**TASK**. Transcribe the listing that follows in full, omitting pictures.

**SOURCE RECORDS**.
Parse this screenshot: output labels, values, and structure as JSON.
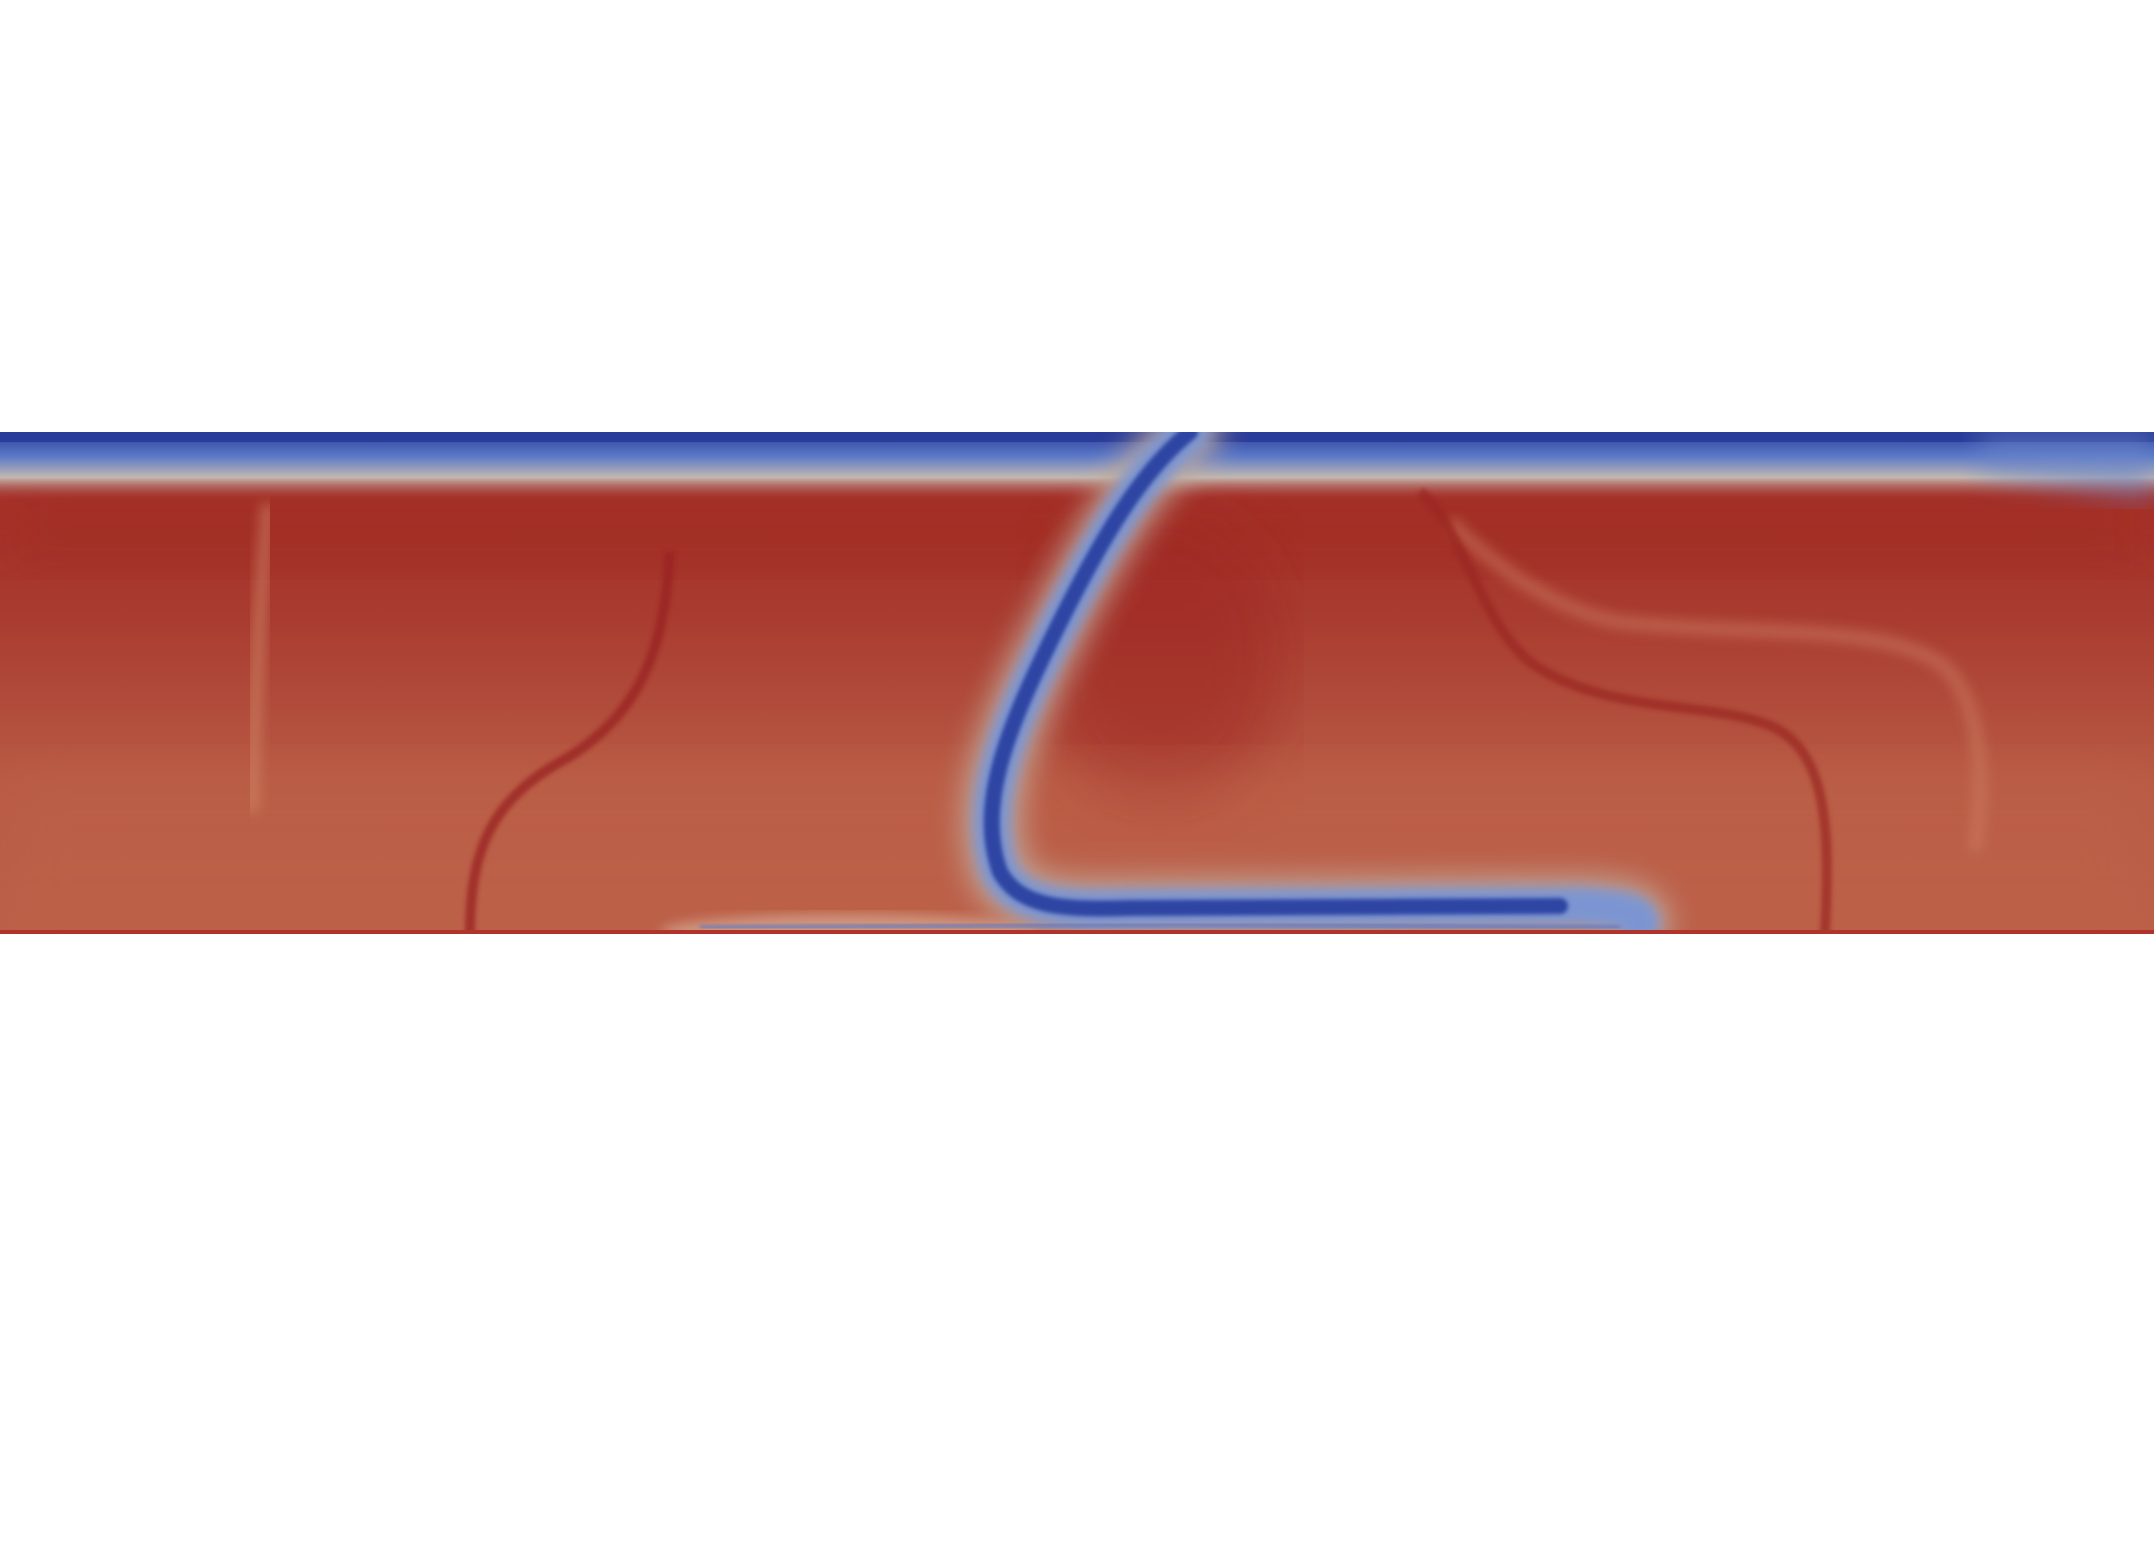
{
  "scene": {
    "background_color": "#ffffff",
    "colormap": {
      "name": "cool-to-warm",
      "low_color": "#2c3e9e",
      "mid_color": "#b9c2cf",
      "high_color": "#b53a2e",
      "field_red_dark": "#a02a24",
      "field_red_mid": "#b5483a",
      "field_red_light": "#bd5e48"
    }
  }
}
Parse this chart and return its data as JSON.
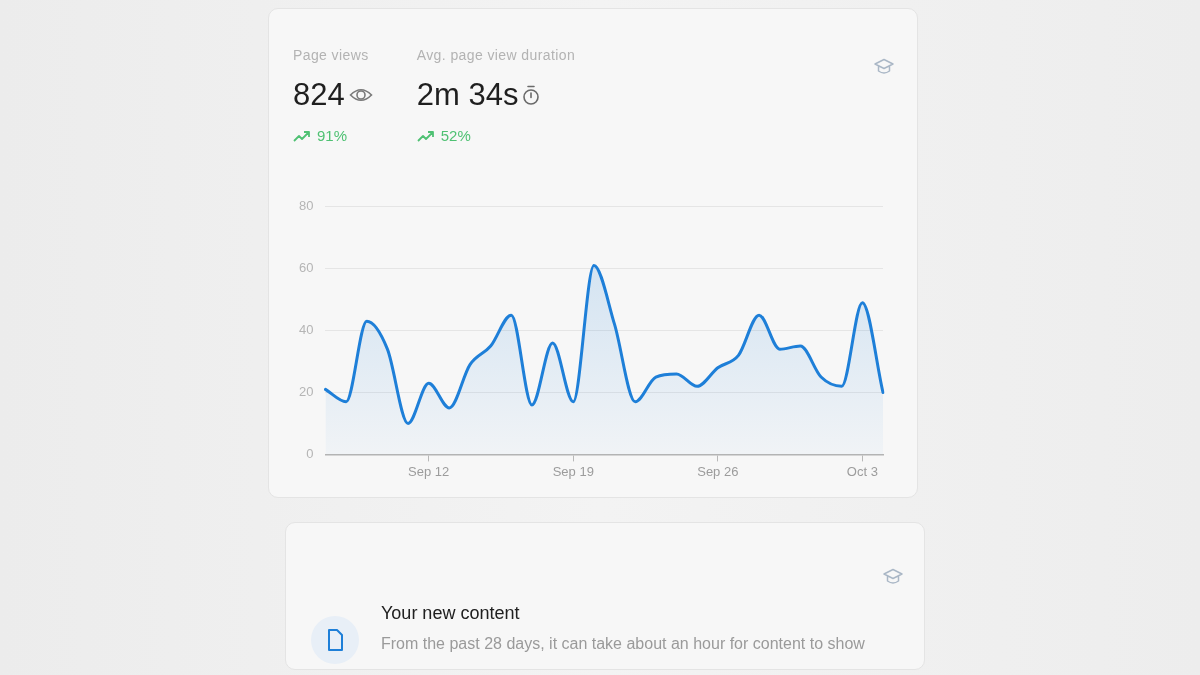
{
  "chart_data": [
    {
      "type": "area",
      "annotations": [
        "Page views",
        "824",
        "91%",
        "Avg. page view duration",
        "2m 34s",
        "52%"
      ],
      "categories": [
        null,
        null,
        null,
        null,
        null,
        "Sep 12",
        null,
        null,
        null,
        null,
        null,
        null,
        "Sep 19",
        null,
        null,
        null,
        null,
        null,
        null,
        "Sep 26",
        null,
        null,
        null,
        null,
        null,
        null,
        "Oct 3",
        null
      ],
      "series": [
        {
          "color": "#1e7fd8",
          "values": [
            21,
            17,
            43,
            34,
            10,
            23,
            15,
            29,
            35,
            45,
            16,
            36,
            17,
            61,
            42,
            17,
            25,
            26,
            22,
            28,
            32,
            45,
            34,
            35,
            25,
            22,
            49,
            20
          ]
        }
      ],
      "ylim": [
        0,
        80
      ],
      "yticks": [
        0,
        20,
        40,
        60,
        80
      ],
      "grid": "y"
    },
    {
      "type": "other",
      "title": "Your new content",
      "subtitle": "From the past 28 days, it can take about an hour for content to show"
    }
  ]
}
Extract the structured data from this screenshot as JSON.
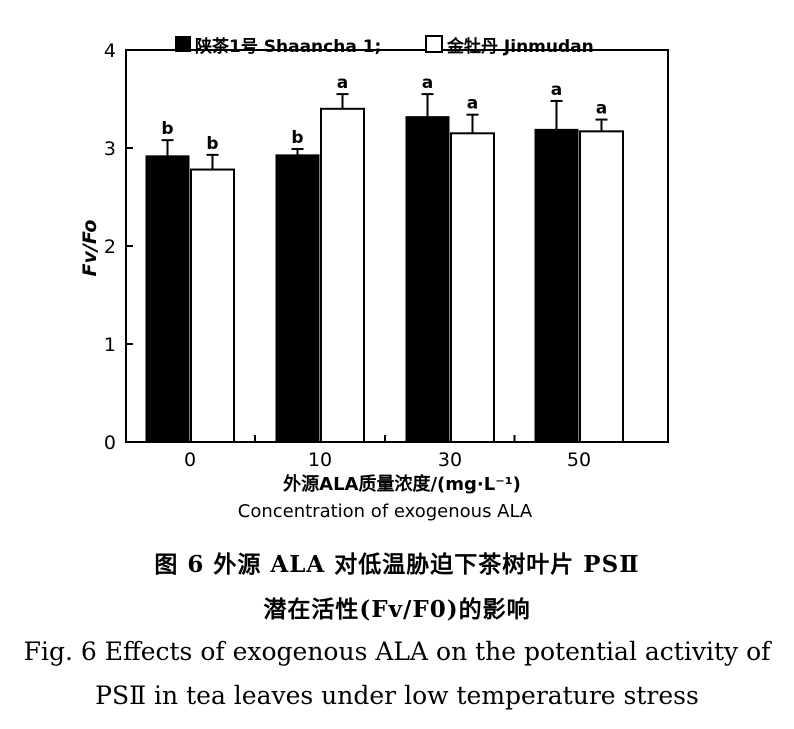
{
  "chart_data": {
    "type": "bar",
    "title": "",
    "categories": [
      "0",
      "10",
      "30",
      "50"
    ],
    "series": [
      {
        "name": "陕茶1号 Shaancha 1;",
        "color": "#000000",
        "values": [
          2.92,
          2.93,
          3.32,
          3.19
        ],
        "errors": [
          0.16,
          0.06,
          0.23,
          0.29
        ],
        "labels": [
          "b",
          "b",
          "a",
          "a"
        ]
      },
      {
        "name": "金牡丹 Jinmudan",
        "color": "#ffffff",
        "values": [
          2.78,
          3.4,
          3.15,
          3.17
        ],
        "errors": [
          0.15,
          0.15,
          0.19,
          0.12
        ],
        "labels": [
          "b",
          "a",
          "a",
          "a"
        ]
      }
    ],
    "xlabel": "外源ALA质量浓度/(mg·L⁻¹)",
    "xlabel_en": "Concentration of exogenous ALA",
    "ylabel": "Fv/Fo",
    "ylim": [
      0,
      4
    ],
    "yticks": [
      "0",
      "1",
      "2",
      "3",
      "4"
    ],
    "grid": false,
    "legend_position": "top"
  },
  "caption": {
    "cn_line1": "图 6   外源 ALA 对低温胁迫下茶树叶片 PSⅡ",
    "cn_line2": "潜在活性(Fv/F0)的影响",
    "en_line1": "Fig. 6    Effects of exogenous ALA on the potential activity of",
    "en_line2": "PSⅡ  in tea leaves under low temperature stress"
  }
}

**RESULT FOR THIS TASK**.
Parse this screenshot: output labels, values, and structure as JSON.
{
  "scene": {
    "background_color": "#ffffff",
    "colormap": {
      "name": "cool-to-warm",
      "low_color": "#2c3e9e",
      "mid_color": "#b9c2cf",
      "high_color": "#b53a2e",
      "field_red_dark": "#a02a24",
      "field_red_mid": "#b5483a",
      "field_red_light": "#bd5e48"
    }
  }
}
Parse this chart and return its data as JSON.
{
  "chart_data": [
    {
      "type": "area",
      "annotations": [
        "Page views",
        "824",
        "91%",
        "Avg. page view duration",
        "2m 34s",
        "52%"
      ],
      "categories": [
        null,
        null,
        null,
        null,
        null,
        "Sep 12",
        null,
        null,
        null,
        null,
        null,
        null,
        "Sep 19",
        null,
        null,
        null,
        null,
        null,
        null,
        "Sep 26",
        null,
        null,
        null,
        null,
        null,
        null,
        "Oct 3",
        null
      ],
      "series": [
        {
          "color": "#1e7fd8",
          "values": [
            21,
            17,
            43,
            34,
            10,
            23,
            15,
            29,
            35,
            45,
            16,
            36,
            17,
            61,
            42,
            17,
            25,
            26,
            22,
            28,
            32,
            45,
            34,
            35,
            25,
            22,
            49,
            20
          ]
        }
      ],
      "ylim": [
        0,
        80
      ],
      "yticks": [
        0,
        20,
        40,
        60,
        80
      ],
      "grid": "y"
    },
    {
      "type": "other",
      "title": "Your new content",
      "subtitle": "From the past 28 days, it can take about an hour for content to show"
    }
  ]
}
Extract the structured data from this screenshot as JSON.
{
  "chart_data": {
    "type": "bar",
    "title": "",
    "categories": [
      "0",
      "10",
      "30",
      "50"
    ],
    "series": [
      {
        "name": "陕茶1号 Shaancha 1;",
        "color": "#000000",
        "values": [
          2.92,
          2.93,
          3.32,
          3.19
        ],
        "errors": [
          0.16,
          0.06,
          0.23,
          0.29
        ],
        "labels": [
          "b",
          "b",
          "a",
          "a"
        ]
      },
      {
        "name": "金牡丹 Jinmudan",
        "color": "#ffffff",
        "values": [
          2.78,
          3.4,
          3.15,
          3.17
        ],
        "errors": [
          0.15,
          0.15,
          0.19,
          0.12
        ],
        "labels": [
          "b",
          "a",
          "a",
          "a"
        ]
      }
    ],
    "xlabel": "外源ALA质量浓度/(mg·L⁻¹)",
    "xlabel_en": "Concentration of exogenous ALA",
    "ylabel": "Fv/Fo",
    "ylim": [
      0,
      4
    ],
    "yticks": [
      "0",
      "1",
      "2",
      "3",
      "4"
    ],
    "grid": false,
    "legend_position": "top"
  },
  "caption": {
    "cn_line1": "图 6   外源 ALA 对低温胁迫下茶树叶片 PSⅡ",
    "cn_line2": "潜在活性(Fv/F0)的影响",
    "en_line1": "Fig. 6    Effects of exogenous ALA on the potential activity of",
    "en_line2": "PSⅡ  in tea leaves under low temperature stress"
  }
}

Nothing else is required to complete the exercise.